(Source records)
== == ==

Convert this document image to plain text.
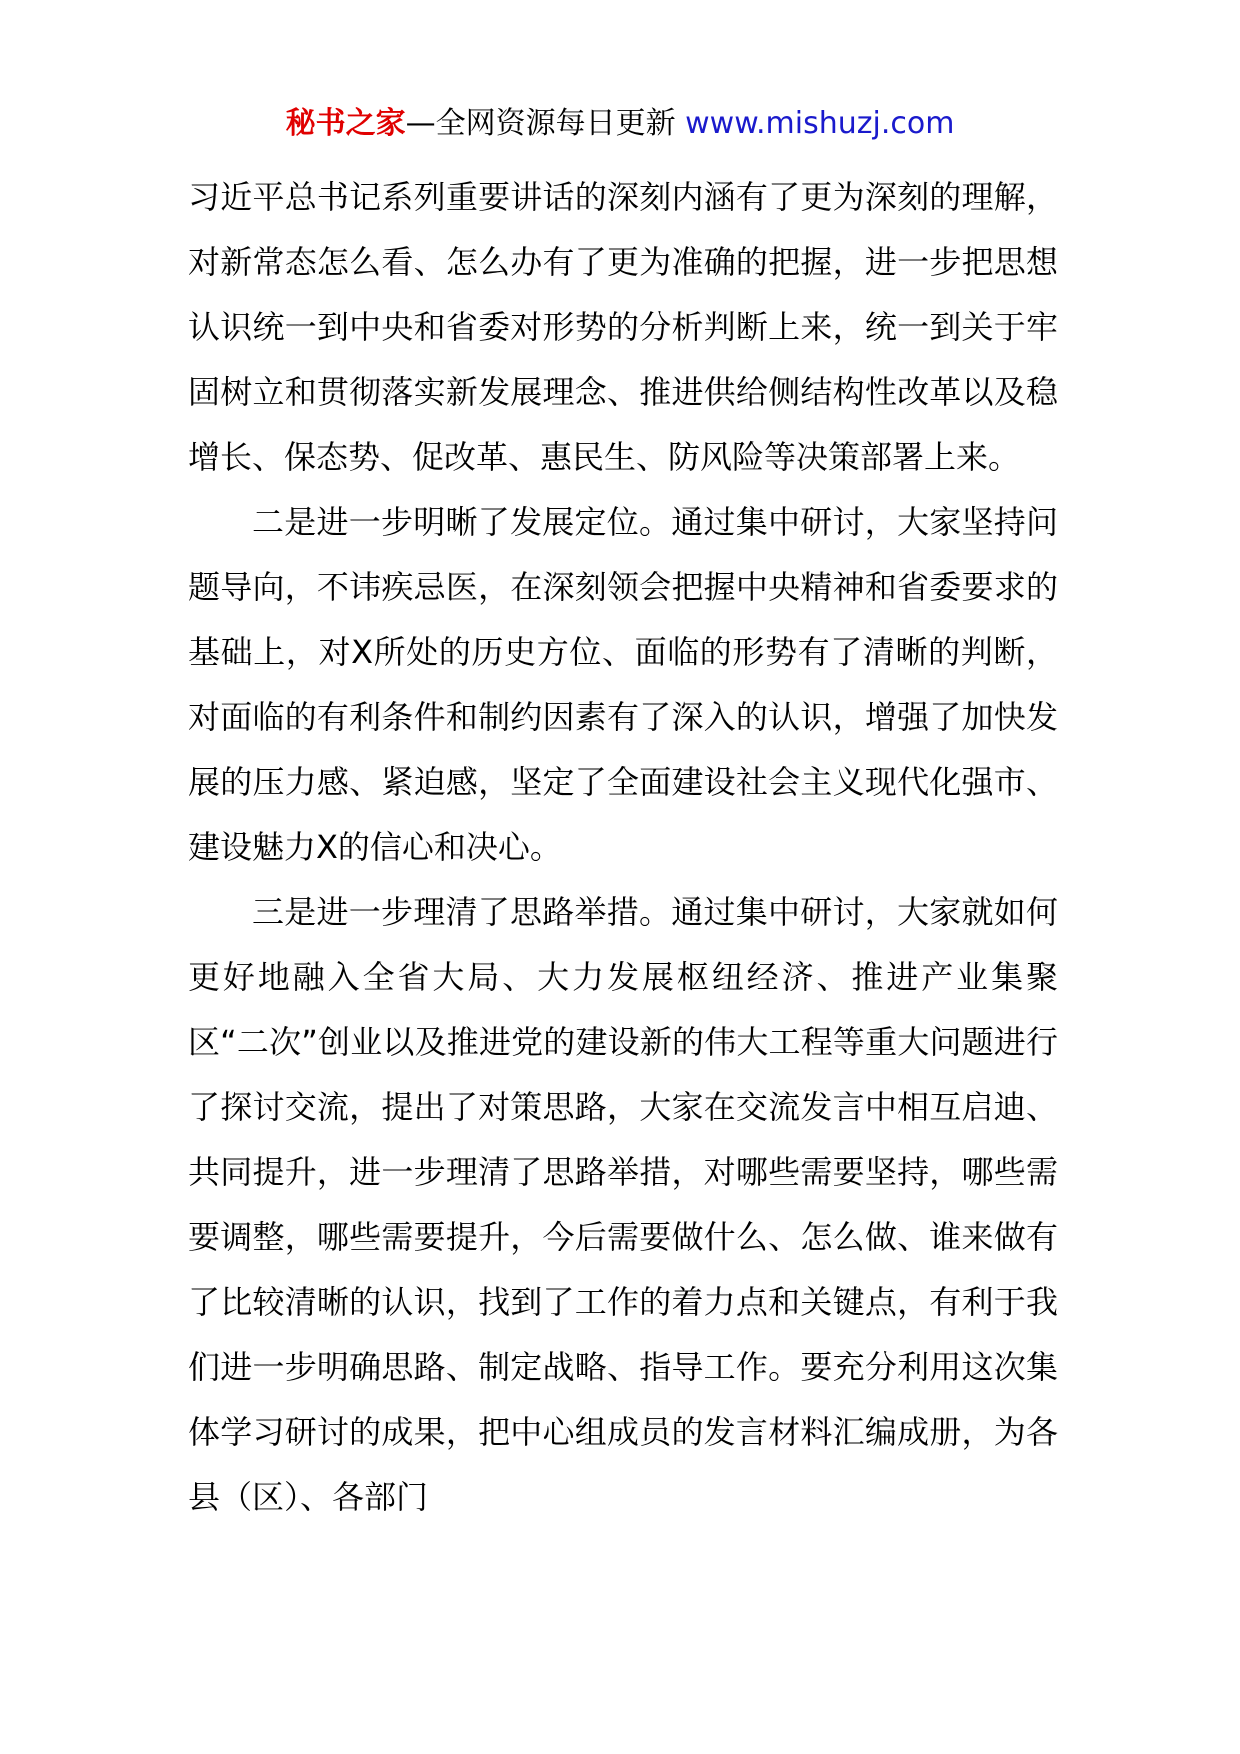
秘书之家—全网资源每日更新 www.mishuzj.com

习近平总书记系列重要讲话的深刻内涵有了更为深刻的理解，对新常态怎么看、怎么办有了更为准确的把握，进一步把思想认识统一到中央和省委对形势的分析判断上来，统一到关于牢固树立和贯彻落实新发展理念、推进供给侧结构性改革以及稳增长、保态势、促改革、惠民生、防风险等决策部署上来。

二是进一步明晰了发展定位。通过集中研讨，大家坚持问题导向，不讳疾忌医，在深刻领会把握中央精神和省委要求的基础上，对X所处的历史方位、面临的形势有了清晰的判断，对面临的有利条件和制约因素有了深入的认识，增强了加快发展的压力感、紧迫感，坚定了全面建设社会主义现代化强市、建设魅力X的信心和决心。

三是进一步理清了思路举措。通过集中研讨，大家就如何更好地融入全省大局、大力发展枢纽经济、推进产业集聚区“二次”创业以及推进党的建设新的伟大工程等重大问题进行了探讨交流，提出了对策思路，大家在交流发言中相互启迪、共同提升，进一步理清了思路举措，对哪些需要坚持，哪些需要调整，哪些需要提升，今后需要做什么、怎么做、谁来做有了比较清晰的认识，找到了工作的着力点和关键点，有利于我们进一步明确思路、制定战略、指导工作。要充分利用这次集体学习研讨的成果，把中心组成员的发言材料汇编成册，为各县（区）、各部门
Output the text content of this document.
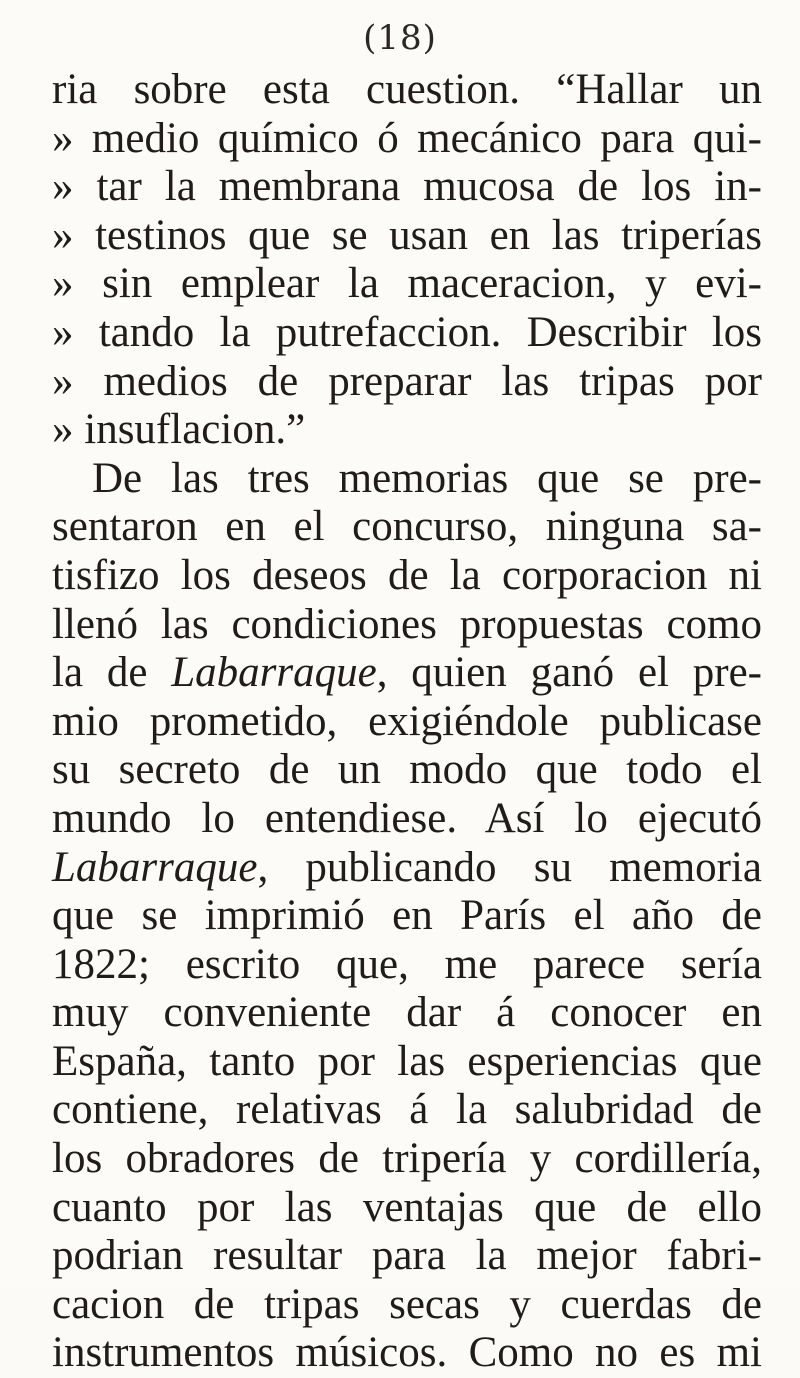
(18)
ria sobre esta cuestion. “Hallar un
» medio químico ó mecánico para qui-
» tar la membrana mucosa de los in-
» testinos que se usan en las triperías
» sin emplear la maceracion, y evi-
» tando la putrefaccion. Describir los
» medios de preparar las tripas por
» insuflacion.”
De las tres memorias que se pre-
sentaron en el concurso, ninguna sa-
tisfizo los deseos de la corporacion ni
llenó las condiciones propuestas como
la de Labarraque, quien ganó el pre-
mio prometido, exigiéndole publicase
su secreto de un modo que todo el
mundo lo entendiese. Así lo ejecutó
Labarraque, publicando su memoria
que se imprimió en París el año de
1822; escrito que, me parece sería
muy conveniente dar á conocer en
España, tanto por las esperiencias que
contiene, relativas á la salubridad de
los obradores de tripería y cordillería,
cuanto por las ventajas que de ello
podrian resultar para la mejor fabri-
cacion de tripas secas y cuerdas de
instrumentos músicos. Como no es mi
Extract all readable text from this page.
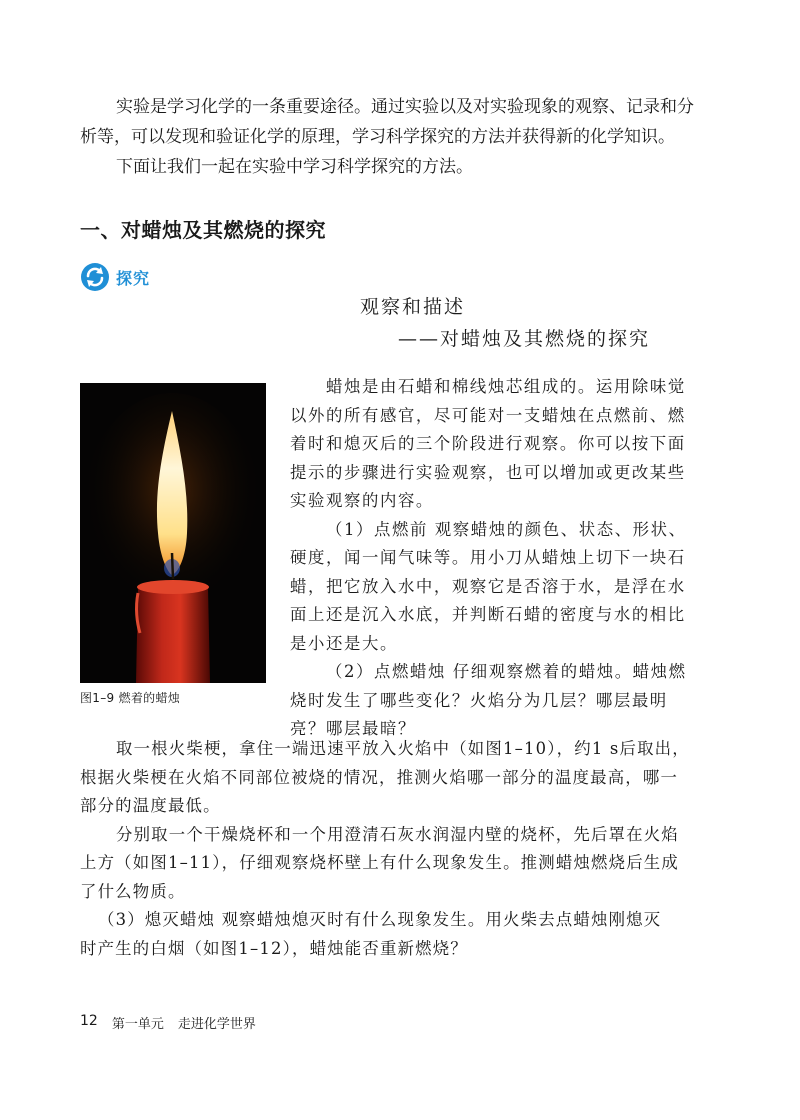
实验是学习化学的一条重要途径。通过实验以及对实验现象的观察、记录和分
析等，可以发现和验证化学的原理，学习科学探究的方法并获得新的化学知识。
下面让我们一起在实验中学习科学探究的方法。
一、对蜡烛及其燃烧的探究
探究
观察和描述
——对蜡烛及其燃烧的探究
图1–9 燃着的蜡烛
蜡烛是由石蜡和棉线烛芯组成的。运用除味觉
以外的所有感官，尽可能对一支蜡烛在点燃前、燃
着时和熄灭后的三个阶段进行观察。你可以按下面
提示的步骤进行实验观察，也可以增加或更改某些
实验观察的内容。
（1）点燃前 观察蜡烛的颜色、状态、形状、
硬度，闻一闻气味等。用小刀从蜡烛上切下一块石
蜡，把它放入水中，观察它是否溶于水，是浮在水
面上还是沉入水底，并判断石蜡的密度与水的相比
是小还是大。
（2）点燃蜡烛 仔细观察燃着的蜡烛。蜡烛燃
烧时发生了哪些变化？火焰分为几层？哪层最明
亮？哪层最暗？
取一根火柴梗，拿住一端迅速平放入火焰中（如图1–10），约1 s后取出，
根据火柴梗在火焰不同部位被烧的情况，推测火焰哪一部分的温度最高，哪一
部分的温度最低。
分别取一个干燥烧杯和一个用澄清石灰水润湿内壁的烧杯，先后罩在火焰
上方（如图1–11），仔细观察烧杯壁上有什么现象发生。推测蜡烛燃烧后生成
了什么物质。
（3）熄灭蜡烛 观察蜡烛熄灭时有什么现象发生。用火柴去点蜡烛刚熄灭
时产生的白烟（如图1–12），蜡烛能否重新燃烧？
12 第一单元 走进化学世界
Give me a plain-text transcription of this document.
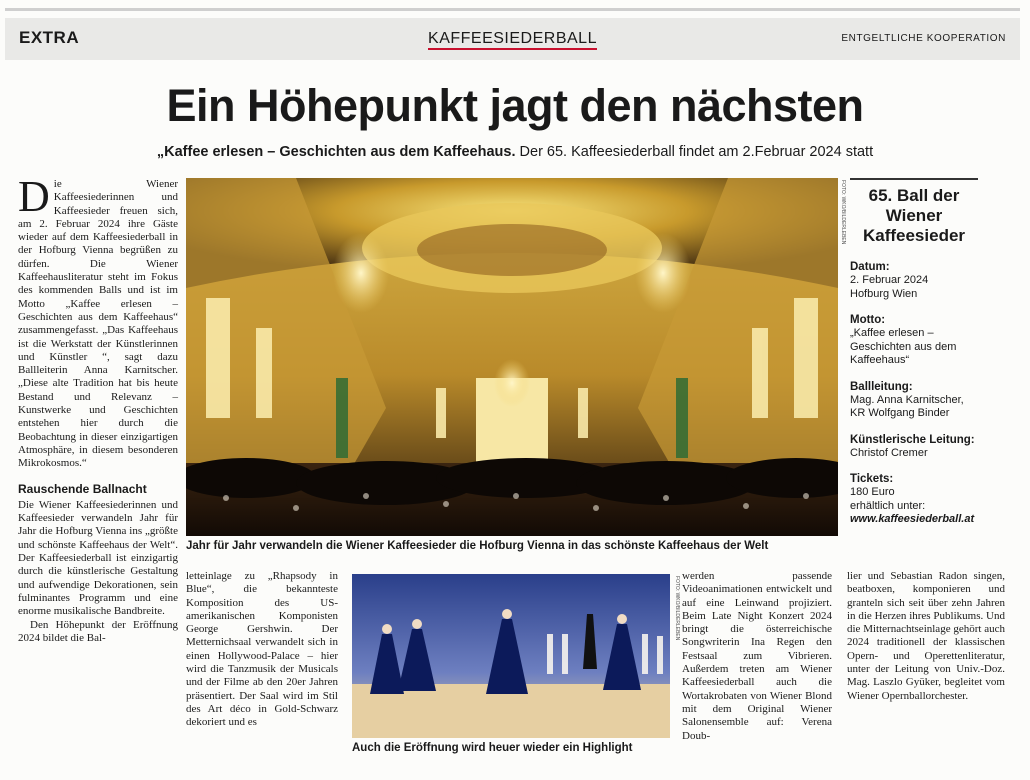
EXTRA	KAFFEESIEDERBALL	ENTGELTLICHE KOOPERATION
Ein Höhepunkt jagt den nächsten
„Kaffee erlesen – Geschichten aus dem Kaffeehaus. Der 65. Kaffeesiederball findet am 2.Februar 2024 statt

Die Wiener Kaffeesiederinnen und Kaffeesieder freuen sich, am 2. Februar 2024 ihre Gäste wieder auf dem Kaffeesiederball in der Hofburg Vienna begrüßen zu dürfen. Die Wiener Kaffeehausliteratur steht im Fokus des kommenden Balls und ist im Motto „Kaffee erlesen – Geschichten aus dem Kaffeehaus“ zusammengefasst. „Das Kaffeehaus ist die Werkstatt der Künstlerinnen und Künstler “, sagt dazu Ballleiterin Anna Karnitscher. „Diese alte Tradition hat bis heute Bestand und Relevanz – Kunstwerke und Geschichten entstehen hier durch die Beobachtung in dieser einzigartigen Atmosphäre, in diesem besonderen Mikrokosmos.“

Rauschende Ballnacht

Die Wiener Kaffeesiederinnen und Kaffeesieder verwandeln Jahr für Jahr die Hofburg Vienna ins „größte und schönste Kaffeehaus der Welt“. Der Kaffeesiederball ist einzigartig durch die künstlerische Gestaltung und aufwendige Dekorationen, sein fulminantes Programm und eine enorme musikalische Bandbreite.

Den Höhepunkt der Eröffnung 2024 bildet die Bal-

FOTO: WKO/BILDERLEBEN
Jahr für Jahr verwandeln die Wiener Kaffeesieder die Hofburg Vienna in das schönste Kaffeehaus der Welt
letteinlage zu „Rhapsody in Blue“, die bekannteste Komposition des US-amerikanischen Komponisten George Gershwin. Der Metternichsaal verwandelt sich in einen Hollywood-Palace – hier wird die Tanzmusik der Musicals und der Filme ab den 20er Jahren präsentiert. Der Saal wird im Stil des Art déco in Gold-Schwarz dekoriert und es
FOTO: WKO/BILDERLEBEN
Auch die Eröffnung wird heuer wieder ein Highlight
werden passende Videoanimationen entwickelt und auf eine Leinwand projiziert. Beim Late Night Konzert 2024 bringt die österreichische Songwriterin Ina Regen den Festsaal zum Vibrieren. Außerdem treten am Wiener Kaffeesiederball auch die Wortakrobaten von Wiener Blond mit dem Original Wiener Salonensemble auf: Verena Doub-
lier und Sebastian Radon singen, beatboxen, komponieren und granteln sich seit über zehn Jahren in die Herzen ihres Publikums. Und die Mitternachtseinlage gehört auch 2024 traditionell der klassischen Opern- und Operettenliteratur, unter der Leitung von Univ.-Doz. Mag. Laszlo Gyüker, begleitet vom Wiener Opernballorchester.
65. Ball der Wiener Kaffeesieder
Datum:
2. Februar 2024
Hofburg Wien
Motto:
„Kaffee erlesen –
Geschichten aus dem
Kaffeehaus“
Ballleitung:
Mag. Anna Karnitscher,
KR Wolfgang Binder
Künstlerische Leitung:
Christof Cremer
Tickets:
180 Euro
erhältlich unter:
www.kaffeesiederball.at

== == ==

WHAT IS REQUIRED
Working from the lines above, reproduce the material exactly and exclude its pictures.

ANSWER BELOW
Convert this document image to plain text.
秘书之家—全网资源每日更新 www.mishuzj.com

习近平总书记系列重要讲话的深刻内涵有了更为深刻的理解，对新常态怎么看、怎么办有了更为准确的把握，进一步把思想认识统一到中央和省委对形势的分析判断上来，统一到关于牢固树立和贯彻落实新发展理念、推进供给侧结构性改革以及稳增长、保态势、促改革、惠民生、防风险等决策部署上来。

二是进一步明晰了发展定位。通过集中研讨，大家坚持问题导向，不讳疾忌医，在深刻领会把握中央精神和省委要求的基础上，对X所处的历史方位、面临的形势有了清晰的判断，对面临的有利条件和制约因素有了深入的认识，增强了加快发展的压力感、紧迫感，坚定了全面建设社会主义现代化强市、建设魅力X的信心和决心。

三是进一步理清了思路举措。通过集中研讨，大家就如何更好地融入全省大局、大力发展枢纽经济、推进产业集聚区“二次”创业以及推进党的建设新的伟大工程等重大问题进行了探讨交流，提出了对策思路，大家在交流发言中相互启迪、共同提升，进一步理清了思路举措，对哪些需要坚持，哪些需要调整，哪些需要提升，今后需要做什么、怎么做、谁来做有了比较清晰的认识，找到了工作的着力点和关键点，有利于我们进一步明确思路、制定战略、指导工作。要充分利用这次集体学习研讨的成果，把中心组成员的发言材料汇编成册，为各县（区）、各部门
Output the text content of this document.
(18)
ria sobre esta cuestion. “Hallar un
» medio químico ó mecánico para qui-
» tar la membrana mucosa de los in-
» testinos que se usan en las triperías
» sin emplear la maceracion, y evi-
» tando la putrefaccion. Describir los
» medios de preparar las tripas por
» insuflacion.”
De las tres memorias que se pre-
sentaron en el concurso, ninguna sa-
tisfizo los deseos de la corporacion ni
llenó las condiciones propuestas como
la de Labarraque, quien ganó el pre-
mio prometido, exigiéndole publicase
su secreto de un modo que todo el
mundo lo entendiese. Así lo ejecutó
Labarraque, publicando su memoria
que se imprimió en París el año de
1822; escrito que, me parece sería
muy conveniente dar á conocer en
España, tanto por las esperiencias que
contiene, relativas á la salubridad de
los obradores de tripería y cordillería,
cuanto por las ventajas que de ello
podrian resultar para la mejor fabri-
cacion de tripas secas y cuerdas de
instrumentos músicos. Como no es mi
Extract all readable text from this page.
实验是学习化学的一条重要途径。通过实验以及对实验现象的观察、记录和分
析等，可以发现和验证化学的原理，学习科学探究的方法并获得新的化学知识。
下面让我们一起在实验中学习科学探究的方法。
一、对蜡烛及其燃烧的探究
探究
观察和描述
——对蜡烛及其燃烧的探究
图1–9 燃着的蜡烛
蜡烛是由石蜡和棉线烛芯组成的。运用除味觉
以外的所有感官，尽可能对一支蜡烛在点燃前、燃
着时和熄灭后的三个阶段进行观察。你可以按下面
提示的步骤进行实验观察，也可以增加或更改某些
实验观察的内容。
（1）点燃前 观察蜡烛的颜色、状态、形状、
硬度，闻一闻气味等。用小刀从蜡烛上切下一块石
蜡，把它放入水中，观察它是否溶于水，是浮在水
面上还是沉入水底，并判断石蜡的密度与水的相比
是小还是大。
（2）点燃蜡烛 仔细观察燃着的蜡烛。蜡烛燃
烧时发生了哪些变化？火焰分为几层？哪层最明
亮？哪层最暗？
取一根火柴梗，拿住一端迅速平放入火焰中（如图1–10），约1 s后取出，
根据火柴梗在火焰不同部位被烧的情况，推测火焰哪一部分的温度最高，哪一
部分的温度最低。
分别取一个干燥烧杯和一个用澄清石灰水润湿内壁的烧杯，先后罩在火焰
上方（如图1–11），仔细观察烧杯壁上有什么现象发生。推测蜡烛燃烧后生成
了什么物质。
（3）熄灭蜡烛 观察蜡烛熄灭时有什么现象发生。用火柴去点蜡烛刚熄灭
时产生的白烟（如图1–12），蜡烛能否重新燃烧？
12 第一单元 走进化学世界
Give me a plain-text transcription of this document.
EXTRA	KAFFEESIEDERBALL	ENTGELTLICHE KOOPERATION
Ein Höhepunkt jagt den nächsten
„Kaffee erlesen – Geschichten aus dem Kaffeehaus. Der 65. Kaffeesiederball findet am 2.Februar 2024 statt

Die Wiener Kaffeesiederinnen und Kaffeesieder freuen sich, am 2. Februar 2024 ihre Gäste wieder auf dem Kaffeesiederball in der Hofburg Vienna begrüßen zu dürfen. Die Wiener Kaffeehausliteratur steht im Fokus des kommenden Balls und ist im Motto „Kaffee erlesen – Geschichten aus dem Kaffeehaus“ zusammengefasst. „Das Kaffeehaus ist die Werkstatt der Künstlerinnen und Künstler “, sagt dazu Ballleiterin Anna Karnitscher. „Diese alte Tradition hat bis heute Bestand und Relevanz – Kunstwerke und Geschichten entstehen hier durch die Beobachtung in dieser einzigartigen Atmosphäre, in diesem besonderen Mikrokosmos.“

Rauschende Ballnacht

Die Wiener Kaffeesiederinnen und Kaffeesieder verwandeln Jahr für Jahr die Hofburg Vienna ins „größte und schönste Kaffeehaus der Welt“. Der Kaffeesiederball ist einzigartig durch die künstlerische Gestaltung und aufwendige Dekorationen, sein fulminantes Programm und eine enorme musikalische Bandbreite.

Den Höhepunkt der Eröffnung 2024 bildet die Bal-

FOTO: WKO/BILDERLEBEN
Jahr für Jahr verwandeln die Wiener Kaffeesieder die Hofburg Vienna in das schönste Kaffeehaus der Welt
letteinlage zu „Rhapsody in Blue“, die bekannteste Komposition des US-amerikanischen Komponisten George Gershwin. Der Metternichsaal verwandelt sich in einen Hollywood-Palace – hier wird die Tanzmusik der Musicals und der Filme ab den 20er Jahren präsentiert. Der Saal wird im Stil des Art déco in Gold-Schwarz dekoriert und es
FOTO: WKO/BILDERLEBEN
Auch die Eröffnung wird heuer wieder ein Highlight
werden passende Videoanimationen entwickelt und auf eine Leinwand projiziert. Beim Late Night Konzert 2024 bringt die österreichische Songwriterin Ina Regen den Festsaal zum Vibrieren. Außerdem treten am Wiener Kaffeesiederball auch die Wortakrobaten von Wiener Blond mit dem Original Wiener Salonensemble auf: Verena Doub-
lier und Sebastian Radon singen, beatboxen, komponieren und granteln sich seit über zehn Jahren in die Herzen ihres Publikums. Und die Mitternachtseinlage gehört auch 2024 traditionell der klassischen Opern- und Operettenliteratur, unter der Leitung von Univ.-Doz. Mag. Laszlo Gyüker, begleitet vom Wiener Opernballorchester.
65. Ball der Wiener Kaffeesieder
Datum:
2. Februar 2024
Hofburg Wien
Motto:
„Kaffee erlesen –
Geschichten aus dem
Kaffeehaus“
Ballleitung:
Mag. Anna Karnitscher,
KR Wolfgang Binder
Künstlerische Leitung:
Christof Cremer
Tickets:
180 Euro
erhältlich unter:
www.kaffeesiederball.at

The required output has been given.